Filter the entries below, keeping every line that has the word "ετικέτα".

━━━━━━

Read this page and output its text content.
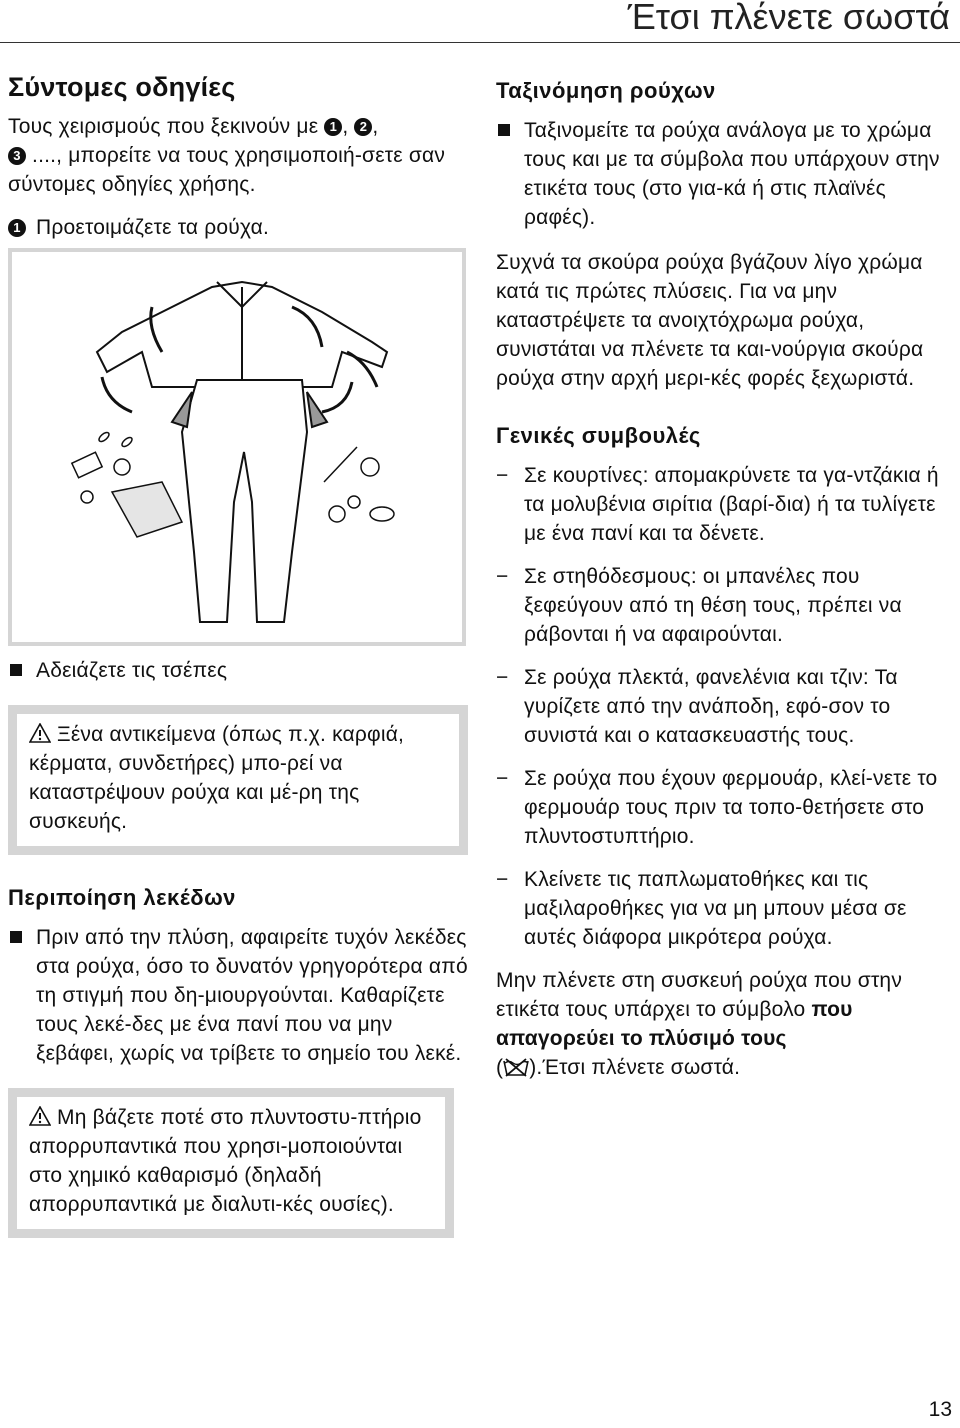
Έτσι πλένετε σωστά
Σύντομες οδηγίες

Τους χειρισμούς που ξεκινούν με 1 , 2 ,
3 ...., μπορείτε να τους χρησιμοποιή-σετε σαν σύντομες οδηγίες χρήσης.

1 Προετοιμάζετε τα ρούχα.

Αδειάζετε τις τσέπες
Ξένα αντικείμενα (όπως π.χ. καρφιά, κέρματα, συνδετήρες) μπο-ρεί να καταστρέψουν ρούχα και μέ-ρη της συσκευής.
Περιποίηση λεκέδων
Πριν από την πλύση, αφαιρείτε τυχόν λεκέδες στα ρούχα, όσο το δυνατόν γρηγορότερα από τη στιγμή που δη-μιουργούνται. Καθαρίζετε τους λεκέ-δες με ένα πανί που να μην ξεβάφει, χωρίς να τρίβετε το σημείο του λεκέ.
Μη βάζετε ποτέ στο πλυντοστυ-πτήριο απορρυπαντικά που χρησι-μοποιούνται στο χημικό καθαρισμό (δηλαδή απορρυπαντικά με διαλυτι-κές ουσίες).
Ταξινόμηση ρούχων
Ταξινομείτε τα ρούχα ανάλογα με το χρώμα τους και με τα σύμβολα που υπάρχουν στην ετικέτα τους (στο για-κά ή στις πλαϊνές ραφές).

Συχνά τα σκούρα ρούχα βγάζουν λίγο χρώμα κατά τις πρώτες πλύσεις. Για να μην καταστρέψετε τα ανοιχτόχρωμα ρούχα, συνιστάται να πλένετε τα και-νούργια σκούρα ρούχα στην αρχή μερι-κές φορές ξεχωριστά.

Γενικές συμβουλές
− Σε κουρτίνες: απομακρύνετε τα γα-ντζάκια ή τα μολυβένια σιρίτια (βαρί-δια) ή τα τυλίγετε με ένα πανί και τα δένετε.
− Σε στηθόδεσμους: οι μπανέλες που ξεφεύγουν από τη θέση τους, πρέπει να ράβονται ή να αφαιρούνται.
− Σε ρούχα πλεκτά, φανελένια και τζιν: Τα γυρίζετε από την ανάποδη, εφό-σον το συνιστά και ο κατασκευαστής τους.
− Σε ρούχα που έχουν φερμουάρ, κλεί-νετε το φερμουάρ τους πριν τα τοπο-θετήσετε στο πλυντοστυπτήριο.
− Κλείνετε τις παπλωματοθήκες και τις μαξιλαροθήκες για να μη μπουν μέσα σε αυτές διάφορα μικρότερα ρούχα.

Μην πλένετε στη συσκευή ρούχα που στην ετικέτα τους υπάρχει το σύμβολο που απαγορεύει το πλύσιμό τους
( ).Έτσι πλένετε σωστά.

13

━━━━━━

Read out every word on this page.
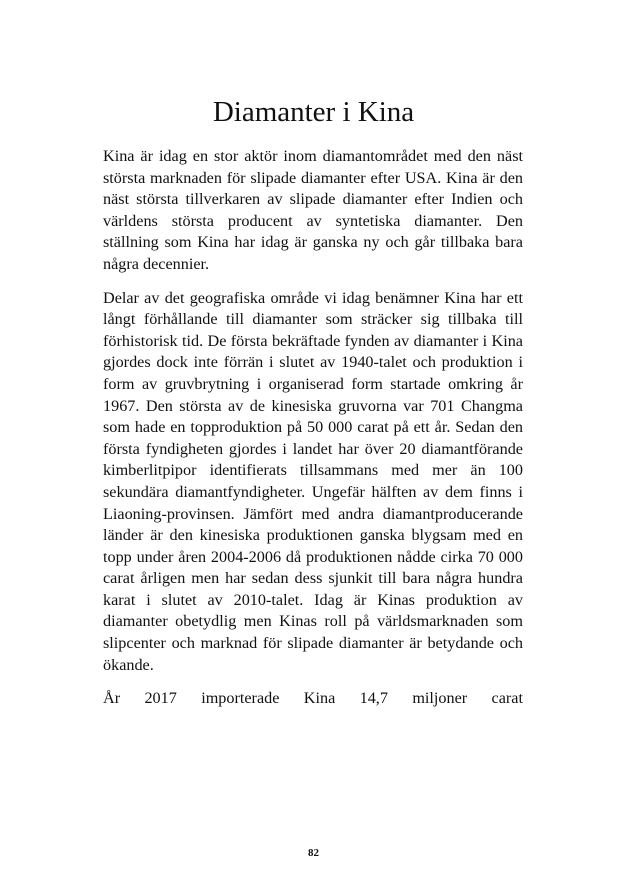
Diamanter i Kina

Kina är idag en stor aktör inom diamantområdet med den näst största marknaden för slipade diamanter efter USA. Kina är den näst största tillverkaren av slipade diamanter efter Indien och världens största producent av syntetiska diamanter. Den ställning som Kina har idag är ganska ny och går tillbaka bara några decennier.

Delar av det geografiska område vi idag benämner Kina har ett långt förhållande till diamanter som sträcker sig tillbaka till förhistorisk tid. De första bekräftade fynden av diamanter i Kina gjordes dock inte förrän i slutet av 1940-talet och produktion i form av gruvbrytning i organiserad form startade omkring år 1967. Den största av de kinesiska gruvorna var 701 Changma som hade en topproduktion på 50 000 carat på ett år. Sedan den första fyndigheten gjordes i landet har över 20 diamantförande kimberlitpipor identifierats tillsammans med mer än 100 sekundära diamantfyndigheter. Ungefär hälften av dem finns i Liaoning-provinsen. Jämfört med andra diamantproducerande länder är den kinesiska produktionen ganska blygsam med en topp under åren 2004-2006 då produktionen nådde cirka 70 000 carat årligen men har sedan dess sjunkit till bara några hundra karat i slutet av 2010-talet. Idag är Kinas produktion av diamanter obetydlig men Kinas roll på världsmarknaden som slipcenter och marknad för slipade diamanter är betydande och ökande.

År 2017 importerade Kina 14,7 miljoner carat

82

━━━━━━

IN RESPONSE:
Ταξινομείτε τα ρούχα ανάλογα με το χρώμα τους και με τα σύμβολα που υπάρχουν στην ετικέτα τους (στο για-κά ή στις πλαϊνές ραφές).
Μην πλένετε στη συσκευή ρούχα που στην ετικέτα τους υπάρχει το σύμβολο που απαγορεύει το πλύσιμό τους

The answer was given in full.